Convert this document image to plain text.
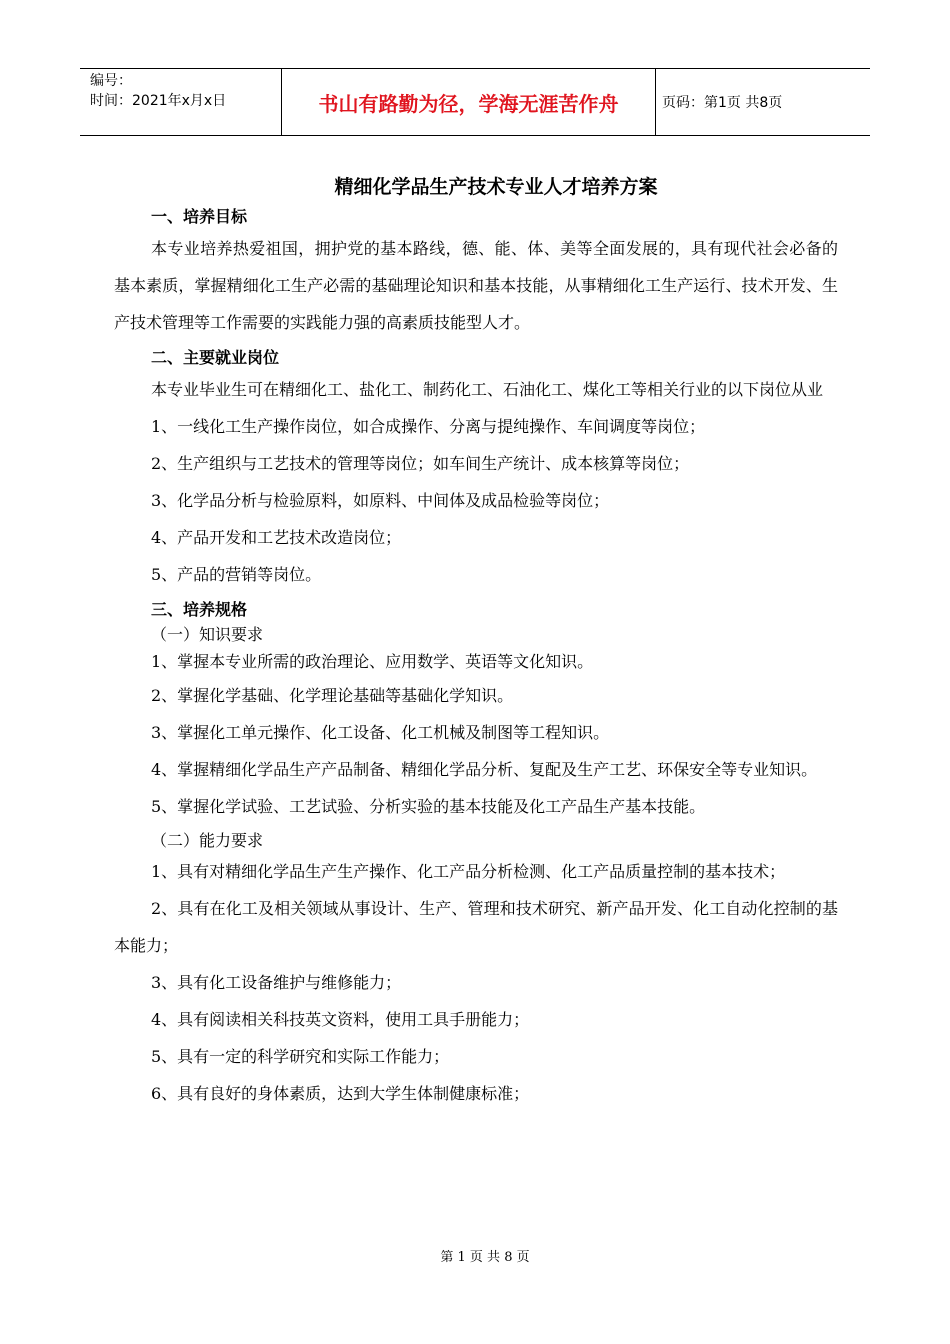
编号：
时间：2021年x月x日	书山有路勤为径，学海无涯苦作舟	页码：第1页 共8页
精细化学品生产技术专业人才培养方案
一、培养目标

本专业培养热爱祖国，拥护党的基本路线，德、能、体、美等全面发展的，具有现代社会必备的基本素质，掌握精细化工生产必需的基础理论知识和基本技能，从事精细化工生产运行、技术开发、生产技术管理等工作需要的实践能力强的高素质技能型人才。

二、主要就业岗位

本专业毕业生可在精细化工、盐化工、制药化工、石油化工、煤化工等相关行业的以下岗位从业

1、一线化工生产操作岗位，如合成操作、分离与提纯操作、车间调度等岗位；

2、生产组织与工艺技术的管理等岗位；如车间生产统计、成本核算等岗位；

3、化学品分析与检验原料，如原料、中间体及成品检验等岗位；

4、产品开发和工艺技术改造岗位；

5、产品的营销等岗位。

三、培养规格
（一）知识要求

1、掌握本专业所需的政治理论、应用数学、英语等文化知识。

2、掌握化学基础、化学理论基础等基础化学知识。

3、掌握化工单元操作、化工设备、化工机械及制图等工程知识。

4、掌握精细化学品生产产品制备、精细化学品分析、复配及生产工艺、环保安全等专业知识。

5、掌握化学试验、工艺试验、分析实验的基本技能及化工产品生产基本技能。

（二）能力要求

1、具有对精细化学品生产生产操作、化工产品分析检测、化工产品质量控制的基本技术；

2、具有在化工及相关领域从事设计、生产、管理和技术研究、新产品开发、化工自动化控制的基本能力；

3、具有化工设备维护与维修能力；

4、具有阅读相关科技英文资料，使用工具手册能力；

5、具有一定的科学研究和实际工作能力；

6、具有良好的身体素质，达到大学生体制健康标准；

第 1 页 共 8 页
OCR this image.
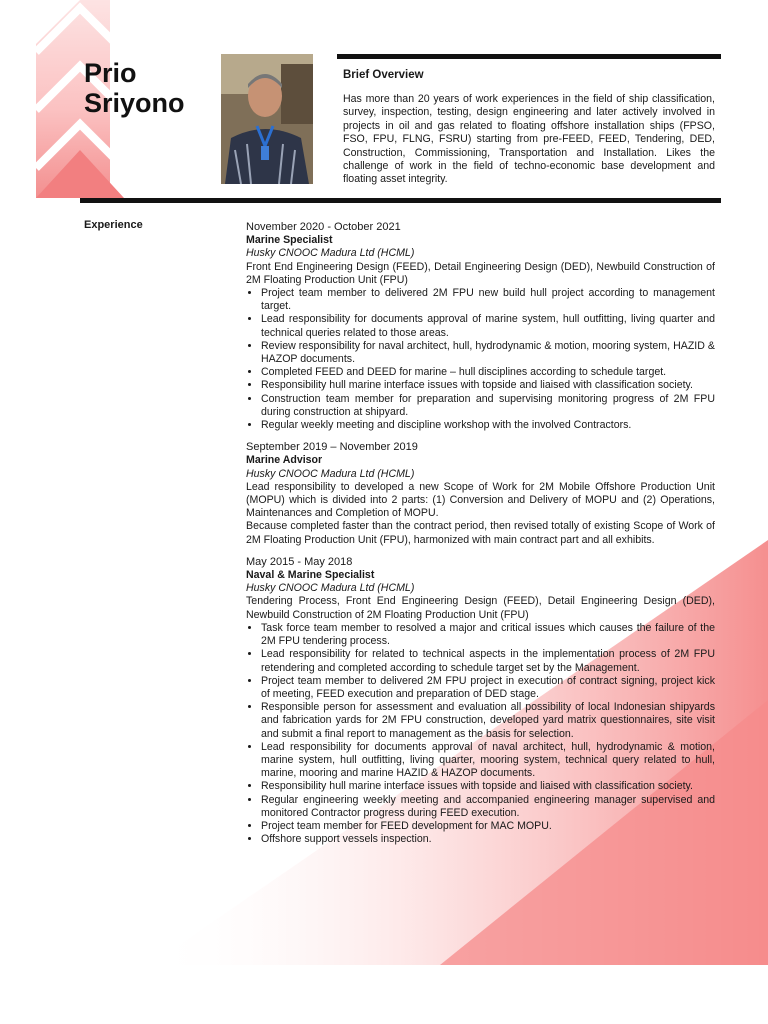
Prio
Sriyono
Brief Overview
Has more than 20 years of work experiences in the field of ship classification, survey, inspection, testing, design engineering and later actively involved in projects in oil and gas related to floating offshore installation ships (FPSO, FSO, FPU, FLNG, FSRU) starting from pre-FEED, FEED, Tendering, DED, Construction, Commissioning, Transportation and Installation. Likes the challenge of work in the field of techno-economic base development and floating asset integrity.
Experience	November 2020 - October 2021
Marine Specialist
Husky CNOOC Madura Ltd (HCML)

Front End Engineering Design (FEED), Detail Engineering Design (DED), Newbuild Construction of 2M Floating Production Unit (FPU)

• Project team member to delivered 2M FPU new build hull project according to management target.
• Lead responsibility for documents approval of marine system, hull outfitting, living quarter and technical queries related to those areas.
• Review responsibility for naval architect, hull, hydrodynamic & motion, mooring system, HAZID & HAZOP documents.
• Completed FEED and DEED for marine – hull disciplines according to schedule target.
• Responsibility hull marine interface issues with topside and liaised with classification society.
• Construction team member for preparation and supervising monitoring progress of 2M FPU during construction at shipyard.
• Regular weekly meeting and discipline workshop with the involved Contractors.
September 2019 – November 2019
Marine Advisor
Husky CNOOC Madura Ltd (HCML)

Lead responsibility to developed a new Scope of Work for 2M Mobile Offshore Production Unit (MOPU) which is divided into 2 parts: (1) Conversion and Delivery of MOPU and (2) Operations, Maintenances and Completion of MOPU.

Because completed faster than the contract period, then revised totally of existing Scope of Work of 2M Floating Production Unit (FPU), harmonized with main contract part and all exhibits.

May 2015 - May 2018
Naval & Marine Specialist
Husky CNOOC Madura Ltd (HCML)

Tendering Process, Front End Engineering Design (FEED), Detail Engineering Design (DED), Newbuild Construction of 2M Floating Production Unit (FPU)

• Task force team member to resolved a major and critical issues which causes the failure of the 2M FPU tendering process.
• Lead responsibility for related to technical aspects in the implementation process of 2M FPU retendering and completed according to schedule target set by the Management.
• Project team member to delivered 2M FPU project in execution of contract signing, project kick of meeting, FEED execution and preparation of DED stage.
• Responsible person for assessment and evaluation all possibility of local Indonesian shipyards and fabrication yards for 2M FPU construction, developed yard matrix questionnaires, site visit and submit a final report to management as the basis for selection.
• Lead responsibility for documents approval of naval architect, hull, hydrodynamic & motion, marine system, hull outfitting, living quarter, mooring system, technical query related to hull, marine, mooring and marine HAZID & HAZOP documents.
• Responsibility hull marine interface issues with topside and liaised with classification society.
• Regular engineering weekly meeting and accompanied engineering manager supervised and monitored Contractor progress during FEED execution.
• Project team member for FEED development for MAC MOPU.
• Offshore support vessels inspection.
★ ★ ★ ★ ★ ★ ★
**AIM OF THE EXERCISE:** Across the data, tally the lines containing "inspection" and give back the number alone.

**RESPONSE:** 2